▶ **Exercise**: Every record below should be transcribed exactly. Omit the images.

··· Dataset excerpts

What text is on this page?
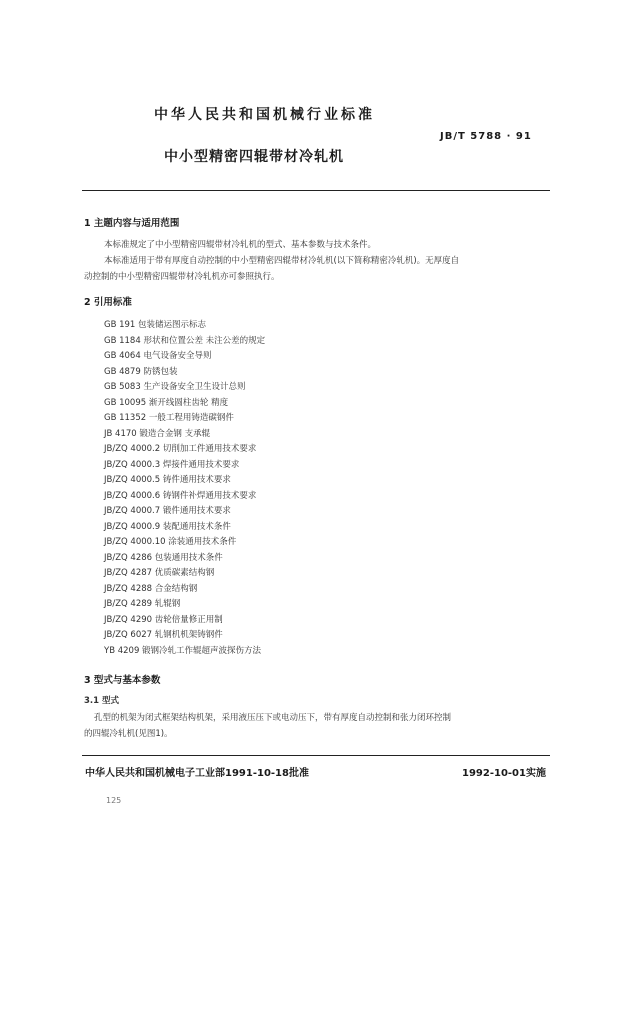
中华人民共和国机械行业标准
JB/T 5788 · 91
中小型精密四辊带材冷轧机
1 主题内容与适用范围
本标准规定了中小型精密四辊带材冷轧机的型式、基本参数与技术条件。
本标准适用于带有厚度自动控制的中小型精密四辊带材冷轧机(以下简称精密冷轧机)。无厚度自
动控制的中小型精密四辊带材冷轧机亦可参照执行。
2 引用标准
GB 191 包装储运图示标志
GB 1184 形状和位置公差 未注公差的规定
GB 4064 电气设备安全导则
GB 4879 防锈包装
GB 5083 生产设备安全卫生设计总则
GB 10095 渐开线圆柱齿轮 精度
GB 11352 一般工程用铸造碳钢件
JB 4170 锻造合金钢 支承辊
JB/ZQ 4000.2 切削加工件通用技术要求
JB/ZQ 4000.3 焊接件通用技术要求
JB/ZQ 4000.5 铸件通用技术要求
JB/ZQ 4000.6 铸钢件补焊通用技术要求
JB/ZQ 4000.7 锻件通用技术要求
JB/ZQ 4000.9 装配通用技术条件
JB/ZQ 4000.10 涂装通用技术条件
JB/ZQ 4286 包装通用技术条件
JB/ZQ 4287 优质碳素结构钢
JB/ZQ 4288 合金结构钢
JB/ZQ 4289 轧辊钢
JB/ZQ 4290 齿轮倍量修正用制
JB/ZQ 6027 轧钢机机架铸钢件
YB 4209 锻钢冷轧工作辊超声波探伤方法
3 型式与基本参数
3.1 型式
孔型的机架为闭式框架结构机架，采用液压压下或电动压下，带有厚度自动控制和张力闭环控制
的四辊冷轧机(见图1)。
中华人民共和国机械电子工业部1991-10-18批准	1992-10-01实施
125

······

▶ **Task output**:
What text is on this page?
中华人民共和国机械行业标准
JB/T 5788 · 91
中小型精密四辊带材冷轧机
1 主题内容与适用范围
本标准规定了中小型精密四辊带材冷轧机的型式、基本参数与技术条件。
本标准适用于带有厚度自动控制的中小型精密四辊带材冷轧机(以下简称精密冷轧机)。无厚度自
动控制的中小型精密四辊带材冷轧机亦可参照执行。
2 引用标准
GB 191 包装储运图示标志
GB 1184 形状和位置公差 未注公差的规定
GB 4064 电气设备安全导则
GB 4879 防锈包装
GB 5083 生产设备安全卫生设计总则
GB 10095 渐开线圆柱齿轮 精度
GB 11352 一般工程用铸造碳钢件
JB 4170 锻造合金钢 支承辊
JB/ZQ 4000.2 切削加工件通用技术要求
JB/ZQ 4000.3 焊接件通用技术要求
JB/ZQ 4000.5 铸件通用技术要求
JB/ZQ 4000.6 铸钢件补焊通用技术要求
JB/ZQ 4000.7 锻件通用技术要求
JB/ZQ 4000.9 装配通用技术条件
JB/ZQ 4000.10 涂装通用技术条件
JB/ZQ 4286 包装通用技术条件
JB/ZQ 4287 优质碳素结构钢
JB/ZQ 4288 合金结构钢
JB/ZQ 4289 轧辊钢
JB/ZQ 4290 齿轮倍量修正用制
JB/ZQ 6027 轧钢机机架铸钢件
YB 4209 锻钢冷轧工作辊超声波探伤方法
3 型式与基本参数
3.1 型式
孔型的机架为闭式框架结构机架，采用液压压下或电动压下，带有厚度自动控制和张力闭环控制
的四辊冷轧机(见图1)。
中华人民共和国机械电子工业部1991-10-18批准	1992-10-01实施
125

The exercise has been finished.